Work instructions: Copy all the entries below exactly, but not the pictures.
- - -
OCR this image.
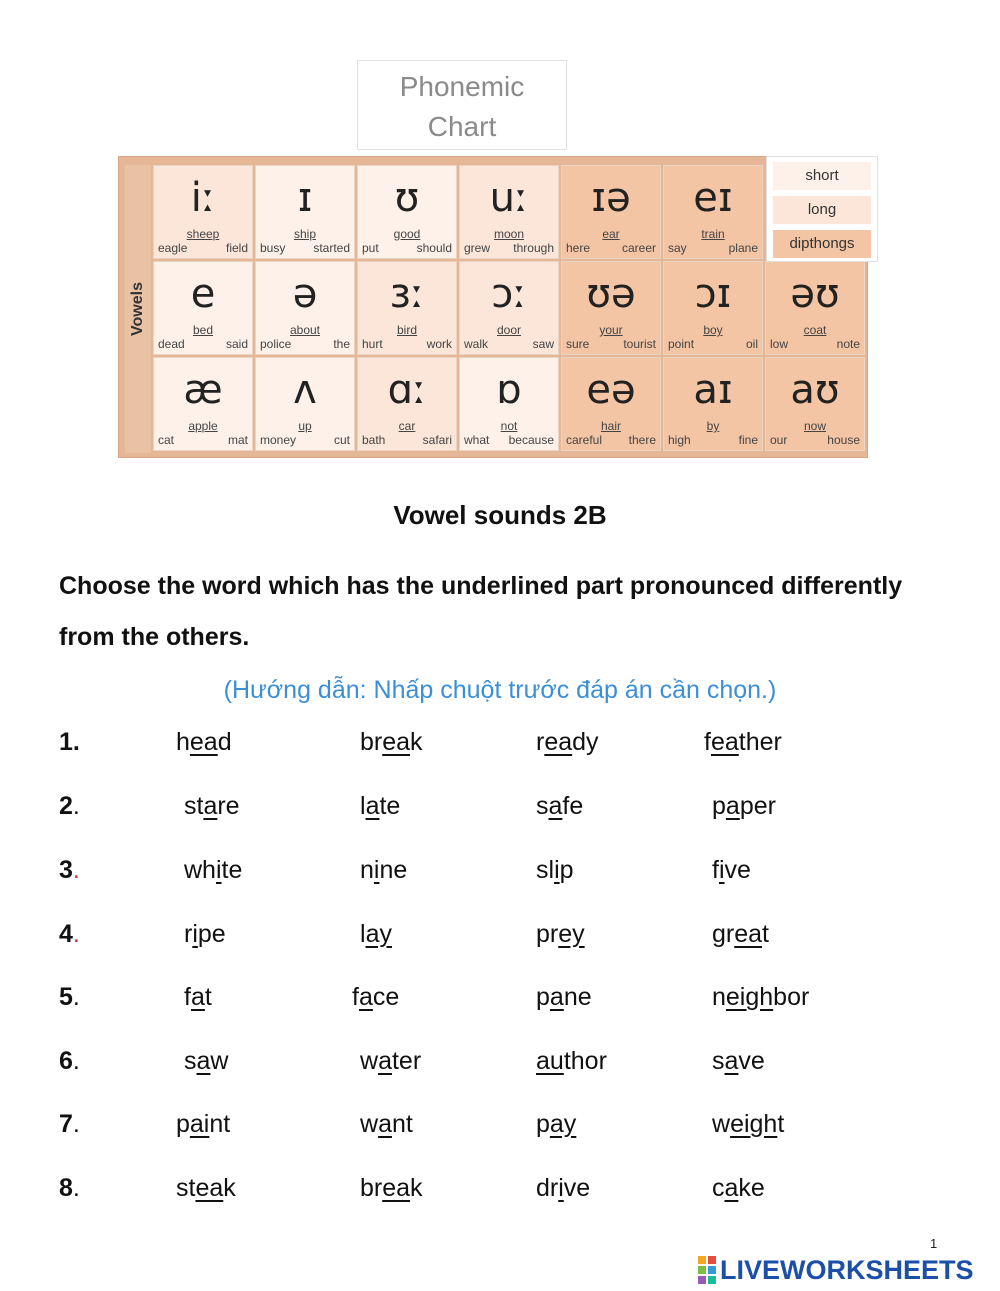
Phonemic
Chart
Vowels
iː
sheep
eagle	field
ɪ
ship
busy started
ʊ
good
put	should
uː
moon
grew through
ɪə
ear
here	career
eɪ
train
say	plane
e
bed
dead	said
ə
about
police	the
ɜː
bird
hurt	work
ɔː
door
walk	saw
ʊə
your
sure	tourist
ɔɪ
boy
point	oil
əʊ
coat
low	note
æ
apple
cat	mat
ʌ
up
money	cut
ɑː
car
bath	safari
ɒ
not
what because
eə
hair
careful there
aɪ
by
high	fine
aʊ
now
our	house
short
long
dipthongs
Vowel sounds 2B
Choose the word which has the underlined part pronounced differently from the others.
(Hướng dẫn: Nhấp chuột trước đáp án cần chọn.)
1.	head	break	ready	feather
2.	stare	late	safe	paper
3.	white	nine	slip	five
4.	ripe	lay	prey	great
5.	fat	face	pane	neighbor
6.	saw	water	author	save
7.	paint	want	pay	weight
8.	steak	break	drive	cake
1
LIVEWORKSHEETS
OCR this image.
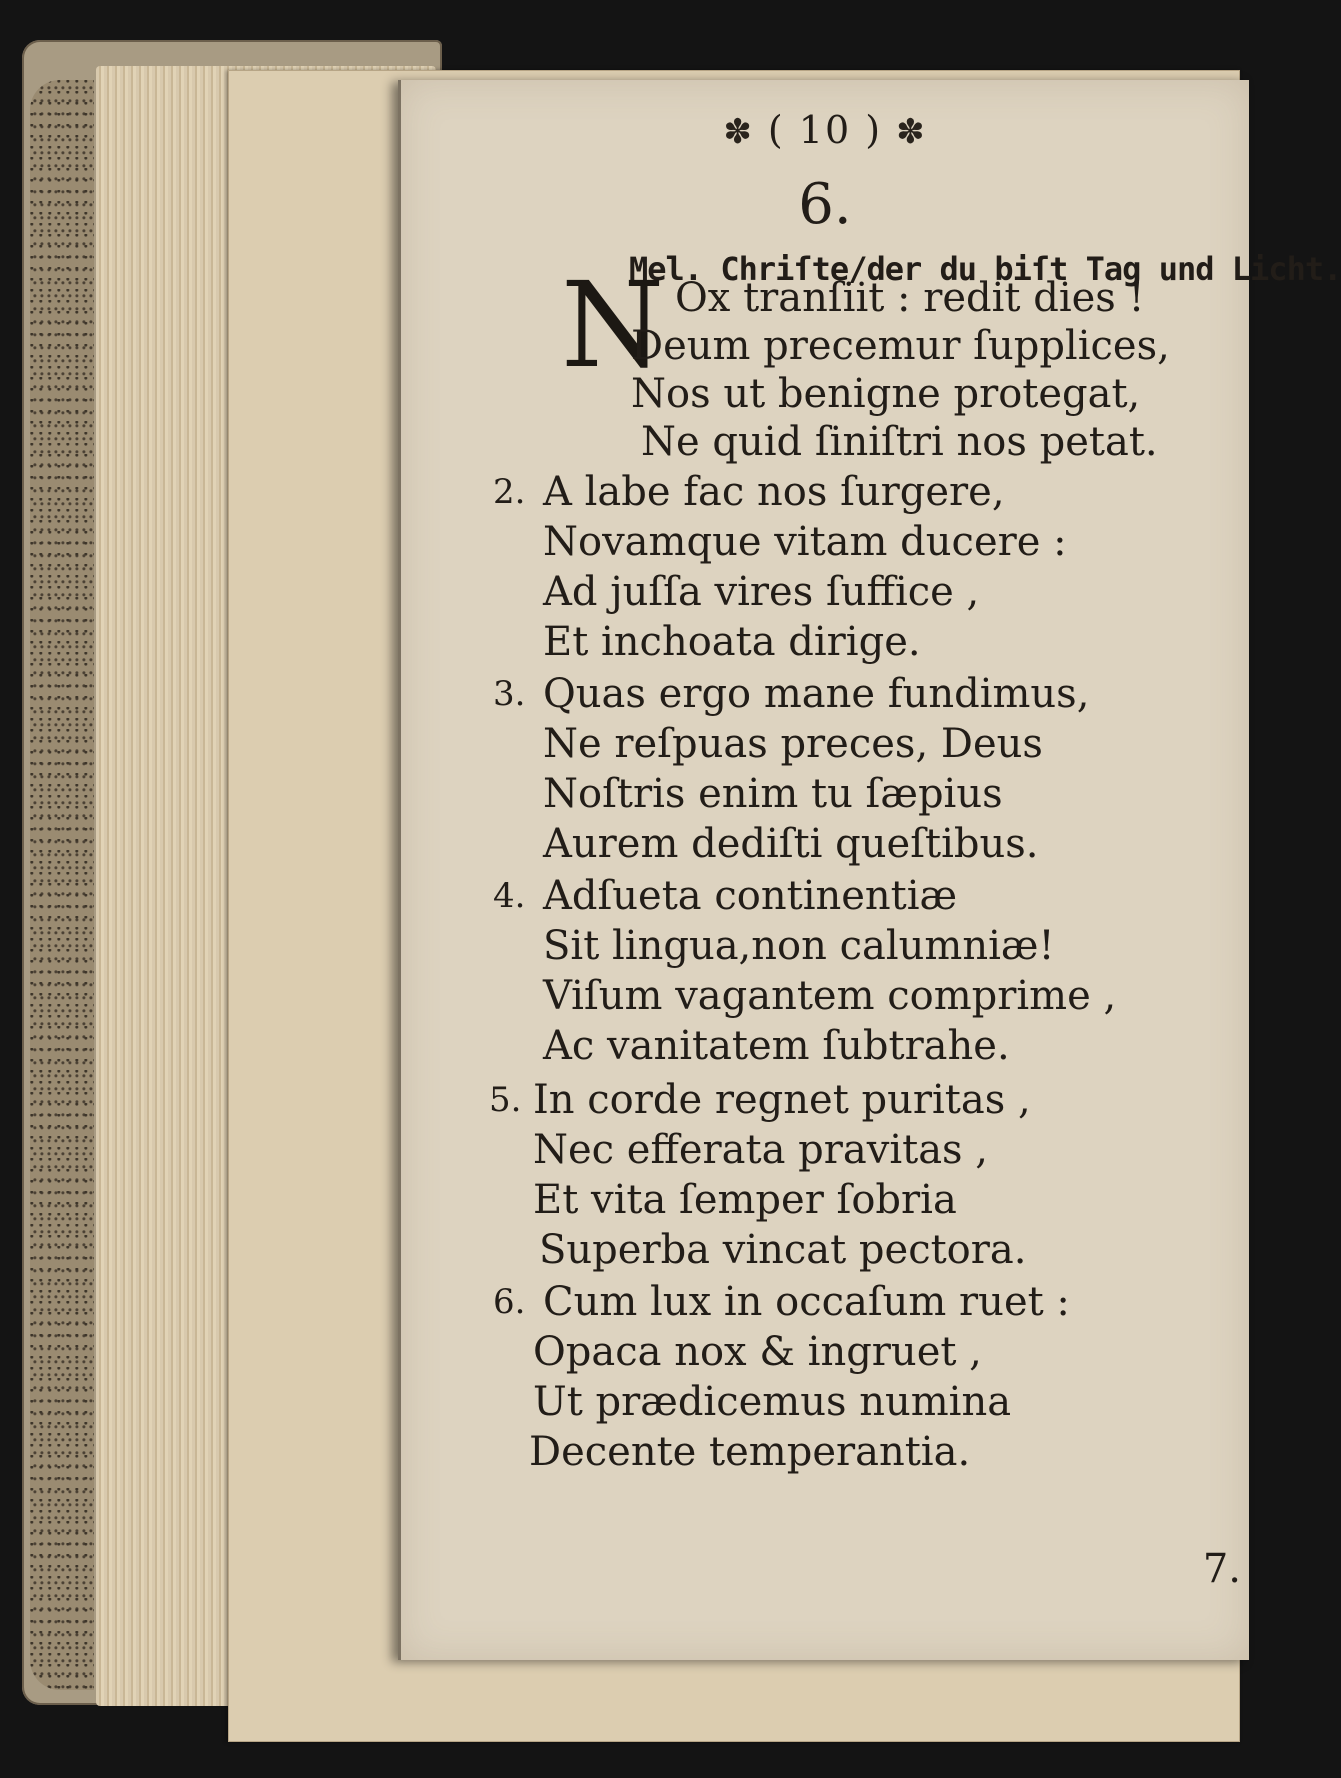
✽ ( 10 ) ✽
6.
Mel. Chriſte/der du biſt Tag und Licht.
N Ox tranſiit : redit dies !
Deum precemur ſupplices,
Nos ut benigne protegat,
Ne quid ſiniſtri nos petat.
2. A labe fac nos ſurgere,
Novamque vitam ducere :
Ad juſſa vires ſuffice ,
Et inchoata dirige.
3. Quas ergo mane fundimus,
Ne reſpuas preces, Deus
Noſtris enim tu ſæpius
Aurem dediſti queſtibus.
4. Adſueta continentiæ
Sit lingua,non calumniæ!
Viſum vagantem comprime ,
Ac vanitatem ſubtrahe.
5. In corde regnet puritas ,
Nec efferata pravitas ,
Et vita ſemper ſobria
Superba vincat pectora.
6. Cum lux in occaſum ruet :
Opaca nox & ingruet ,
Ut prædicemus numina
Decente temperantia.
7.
- - -
Exercise answer:
OCR this image.
Phonemic
Chart
Vowels
iː
sheep
eagle	field
ɪ
ship
busy started
ʊ
good
put	should
uː
moon
grew through
ɪə
ear
here	career
eɪ
train
say	plane
e
bed
dead	said
ə
about
police	the
ɜː
bird
hurt	work
ɔː
door
walk	saw
ʊə
your
sure	tourist
ɔɪ
boy
point	oil
əʊ
coat
low	note
æ
apple
cat	mat
ʌ
up
money	cut
ɑː
car
bath	safari
ɒ
not
what because
eə
hair
careful there
aɪ
by
high	fine
aʊ
now
our	house
short
long
dipthongs
Vowel sounds 2B
Choose the word which has the underlined part pronounced differently from the others.
(Hướng dẫn: Nhấp chuột trước đáp án cần chọn.)
1.	head	break	ready	feather
2.	stare	late	safe	paper
3.	white	nine	slip	five
4.	ripe	lay	prey	great
5.	fat	face	pane	neighbor
6.	saw	water	author	save
7.	paint	want	pay	weight
8.	steak	break	drive	cake
1
LIVEWORKSHEETS
OCR this image.
✽ ( 10 ) ✽
6.
Mel. Chriſte/der du biſt Tag und Licht.
N Ox tranſiit : redit dies !
Deum precemur ſupplices,
Nos ut benigne protegat,
Ne quid ſiniſtri nos petat.
2. A labe fac nos ſurgere,
Novamque vitam ducere :
Ad juſſa vires ſuffice ,
Et inchoata dirige.
3. Quas ergo mane fundimus,
Ne reſpuas preces, Deus
Noſtris enim tu ſæpius
Aurem dediſti queſtibus.
4. Adſueta continentiæ
Sit lingua,non calumniæ!
Viſum vagantem comprime ,
Ac vanitatem ſubtrahe.
5. In corde regnet puritas ,
Nec efferata pravitas ,
Et vita ſemper ſobria
Superba vincat pectora.
6. Cum lux in occaſum ruet :
Opaca nox & ingruet ,
Ut prædicemus numina
Decente temperantia.
7.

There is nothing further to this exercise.